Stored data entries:
===============

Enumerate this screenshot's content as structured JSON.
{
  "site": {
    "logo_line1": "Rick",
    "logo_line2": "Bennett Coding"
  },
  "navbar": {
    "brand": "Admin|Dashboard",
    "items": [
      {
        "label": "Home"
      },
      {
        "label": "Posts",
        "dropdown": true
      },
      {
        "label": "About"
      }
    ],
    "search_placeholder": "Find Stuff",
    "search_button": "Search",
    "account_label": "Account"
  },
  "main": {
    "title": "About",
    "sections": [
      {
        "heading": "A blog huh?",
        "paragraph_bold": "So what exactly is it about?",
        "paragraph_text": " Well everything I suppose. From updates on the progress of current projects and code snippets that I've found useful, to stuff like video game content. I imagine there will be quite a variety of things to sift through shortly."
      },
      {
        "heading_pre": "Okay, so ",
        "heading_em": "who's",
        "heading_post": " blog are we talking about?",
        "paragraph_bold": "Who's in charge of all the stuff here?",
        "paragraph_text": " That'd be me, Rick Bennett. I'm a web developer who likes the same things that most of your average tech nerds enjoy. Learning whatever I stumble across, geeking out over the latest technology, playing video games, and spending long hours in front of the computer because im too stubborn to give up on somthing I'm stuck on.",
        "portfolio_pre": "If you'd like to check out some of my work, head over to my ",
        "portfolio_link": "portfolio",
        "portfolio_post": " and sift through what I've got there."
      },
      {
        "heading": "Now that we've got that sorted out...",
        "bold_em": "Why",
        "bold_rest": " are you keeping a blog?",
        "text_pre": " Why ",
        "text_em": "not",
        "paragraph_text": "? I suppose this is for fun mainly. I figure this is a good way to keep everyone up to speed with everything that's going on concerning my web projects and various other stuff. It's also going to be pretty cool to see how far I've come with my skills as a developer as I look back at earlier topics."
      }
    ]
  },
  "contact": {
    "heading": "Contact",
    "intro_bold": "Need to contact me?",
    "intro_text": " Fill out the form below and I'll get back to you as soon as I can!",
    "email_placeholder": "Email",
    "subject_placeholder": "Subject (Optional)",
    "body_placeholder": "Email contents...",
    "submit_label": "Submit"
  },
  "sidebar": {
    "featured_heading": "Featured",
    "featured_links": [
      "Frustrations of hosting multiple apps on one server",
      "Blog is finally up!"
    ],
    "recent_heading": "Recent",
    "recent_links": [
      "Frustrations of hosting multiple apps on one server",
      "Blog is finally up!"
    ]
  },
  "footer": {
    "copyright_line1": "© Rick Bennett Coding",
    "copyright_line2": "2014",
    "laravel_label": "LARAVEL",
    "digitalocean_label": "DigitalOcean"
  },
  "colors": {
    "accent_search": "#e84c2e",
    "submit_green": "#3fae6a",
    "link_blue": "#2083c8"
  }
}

===============

**Your task**
State how many lines of the records above contain the word "over", giving only that number.

**Expected output**
2